◆ **Records for this task**:
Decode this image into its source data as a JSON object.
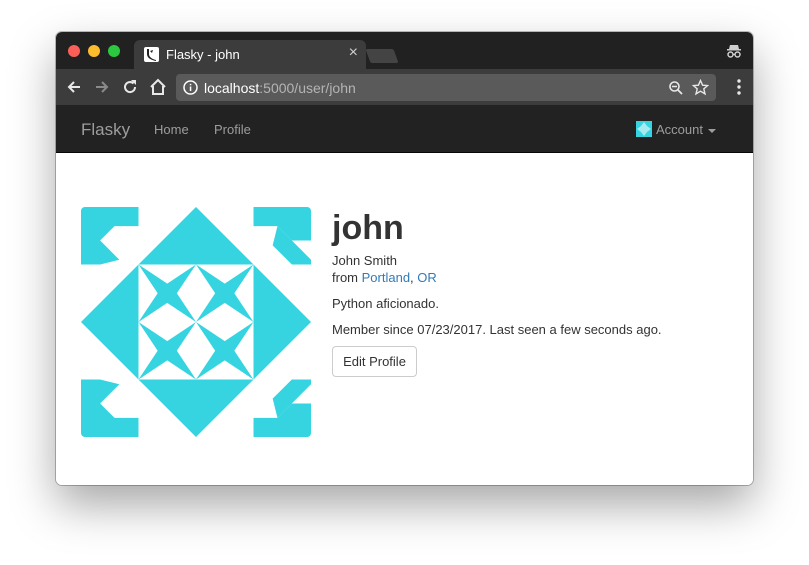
{
  "browser": {
    "tab_title": "Flasky - john",
    "tab_close": "×",
    "url_host": "localhost",
    "url_rest": ":5000/user/john"
  },
  "navbar": {
    "brand": "Flasky",
    "links": [
      "Home",
      "Profile"
    ],
    "account_label": "Account"
  },
  "profile": {
    "username": "john",
    "full_name": "John Smith",
    "location_prefix": "from ",
    "location_city": "Portland",
    "location_sep": ", ",
    "location_state": "OR",
    "about": "Python aficionado.",
    "member_since": "Member since 07/23/2017. Last seen a few seconds ago.",
    "edit_button": "Edit Profile"
  },
  "colors": {
    "identicon": "#35d4e0",
    "navbar_bg": "#222222",
    "link": "#337ab7"
  },
  "icons": {
    "back": "arrow-left-icon",
    "forward": "arrow-right-icon",
    "reload": "reload-icon",
    "home": "home-icon",
    "info": "info-icon",
    "zoom": "zoom-icon",
    "star": "star-icon",
    "menu": "menu-dots-icon",
    "incognito": "incognito-icon"
  }
}
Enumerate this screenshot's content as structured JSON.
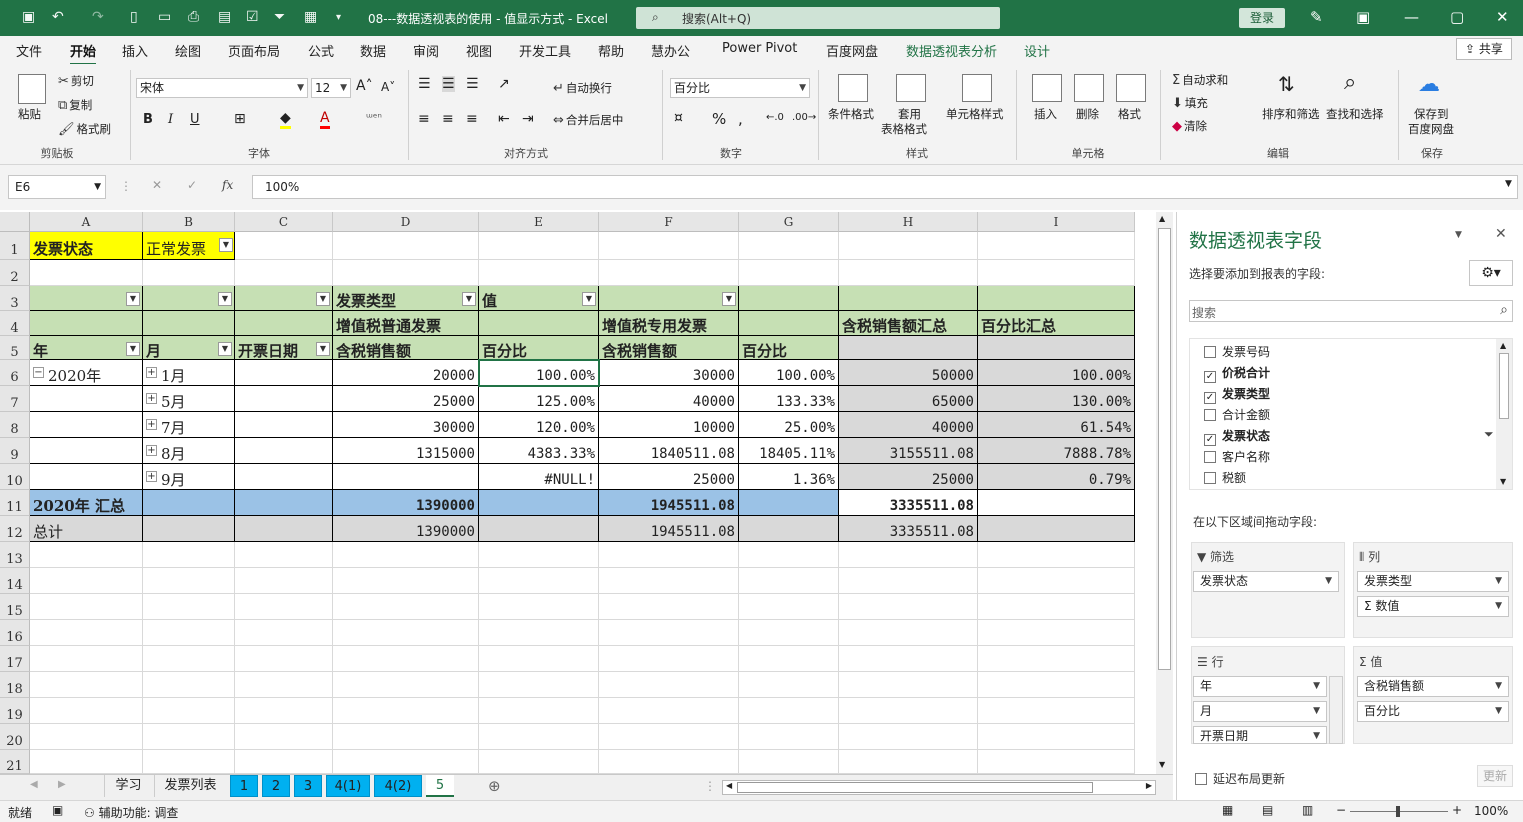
{
  "window": {
    "title": "08---数据透视表的使用 - 值显示方式  -  Excel",
    "search_placeholder": "搜索(Alt+Q)",
    "login": "登录"
  },
  "menu": {
    "tabs": [
      "文件",
      "开始",
      "插入",
      "绘图",
      "页面布局",
      "公式",
      "数据",
      "审阅",
      "视图",
      "开发工具",
      "帮助",
      "慧办公",
      "Power Pivot",
      "百度网盘",
      "数据透视表分析",
      "设计"
    ],
    "share": "共享"
  },
  "ribbon": {
    "clipboard": {
      "paste": "粘贴",
      "cut": "剪切",
      "copy": "复制",
      "format_painter": "格式刷",
      "label": "剪贴板"
    },
    "font": {
      "name": "宋体",
      "size": "12",
      "bold": "B",
      "italic": "I",
      "underline": "U",
      "label": "字体"
    },
    "align": {
      "wrap": "自动换行",
      "merge": "合并后居中",
      "label": "对齐方式"
    },
    "number": {
      "format": "百分比",
      "label": "数字"
    },
    "styles": {
      "cond": "条件格式",
      "table_fmt_1": "套用",
      "table_fmt_2": "表格格式",
      "cell_style": "单元格样式",
      "label": "样式"
    },
    "cells": {
      "insert": "插入",
      "delete": "删除",
      "format": "格式",
      "label": "单元格"
    },
    "edit": {
      "autosum": "自动求和",
      "fill": "填充",
      "clear": "清除",
      "sort": "排序和筛选",
      "find": "查找和选择",
      "label": "编辑"
    },
    "save": {
      "line1": "保存到",
      "line2": "百度网盘",
      "label": "保存"
    }
  },
  "formula_bar": {
    "name_box": "E6",
    "formula": "100%"
  },
  "grid": {
    "columns": [
      "A",
      "B",
      "C",
      "D",
      "E",
      "F",
      "G",
      "H",
      "I"
    ],
    "rows": [
      "1",
      "2",
      "3",
      "4",
      "5",
      "6",
      "7",
      "8",
      "9",
      "10",
      "11",
      "12",
      "13",
      "14",
      "15",
      "16",
      "17",
      "18",
      "19",
      "20",
      "21"
    ],
    "filter": {
      "label": "发票状态",
      "value": "正常发票"
    },
    "r3": {
      "d": "发票类型",
      "e": "值"
    },
    "r4": {
      "d": "增值税普通发票",
      "f": "增值税专用发票",
      "h": "含税销售额汇总",
      "i": "百分比汇总"
    },
    "r5": {
      "a": "年",
      "b": "月",
      "c": "开票日期",
      "d": "含税销售额",
      "e": "百分比",
      "f": "含税销售额",
      "g": "百分比"
    },
    "data": [
      {
        "a": "2020年",
        "b": "1月",
        "d": "20000",
        "e": "100.00%",
        "f": "30000",
        "g": "100.00%",
        "h": "50000",
        "i": "100.00%"
      },
      {
        "a": "",
        "b": "5月",
        "d": "25000",
        "e": "125.00%",
        "f": "40000",
        "g": "133.33%",
        "h": "65000",
        "i": "130.00%"
      },
      {
        "a": "",
        "b": "7月",
        "d": "30000",
        "e": "120.00%",
        "f": "10000",
        "g": "25.00%",
        "h": "40000",
        "i": "61.54%"
      },
      {
        "a": "",
        "b": "8月",
        "d": "1315000",
        "e": "4383.33%",
        "f": "1840511.08",
        "g": "18405.11%",
        "h": "3155511.08",
        "i": "7888.78%"
      },
      {
        "a": "",
        "b": "9月",
        "d": "",
        "e": "#NULL!",
        "f": "25000",
        "g": "1.36%",
        "h": "25000",
        "i": "0.79%"
      }
    ],
    "subtotal": {
      "a": "2020年 汇总",
      "d": "1390000",
      "f": "1945511.08",
      "h": "3335511.08"
    },
    "total": {
      "a": "总计",
      "d": "1390000",
      "f": "1945511.08",
      "h": "3335511.08"
    }
  },
  "sheets": [
    "学习",
    "发票列表",
    "1",
    "2",
    "3",
    "4(1)",
    "4(2)",
    "5"
  ],
  "status": {
    "ready": "就绪",
    "accessibility": "辅助功能: 调查",
    "zoom": "100%"
  },
  "pane": {
    "title": "数据透视表字段",
    "choose": "选择要添加到报表的字段:",
    "search_placeholder": "搜索",
    "fields": [
      {
        "name": "发票号码",
        "checked": false
      },
      {
        "name": "价税合计",
        "checked": true
      },
      {
        "name": "发票类型",
        "checked": true
      },
      {
        "name": "合计金额",
        "checked": false
      },
      {
        "name": "发票状态",
        "checked": true
      },
      {
        "name": "客户名称",
        "checked": false
      },
      {
        "name": "税额",
        "checked": false
      }
    ],
    "drag_hint": "在以下区域间拖动字段:",
    "filter_label": "筛选",
    "columns_label": "列",
    "rows_label": "行",
    "values_label": "值",
    "filter_items": [
      "发票状态"
    ],
    "column_items": [
      "发票类型",
      "Σ 数值"
    ],
    "row_items": [
      "年",
      "月",
      "开票日期"
    ],
    "value_items": [
      "含税销售额",
      "百分比"
    ],
    "defer": "延迟布局更新",
    "update": "更新"
  }
}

◆ **Objective**: Search the listing for the string "arrow". Copy each line where it turns up.

◆ **Task answer**:
    "back": "arrow-left-icon",
    "forward": "arrow-right-icon",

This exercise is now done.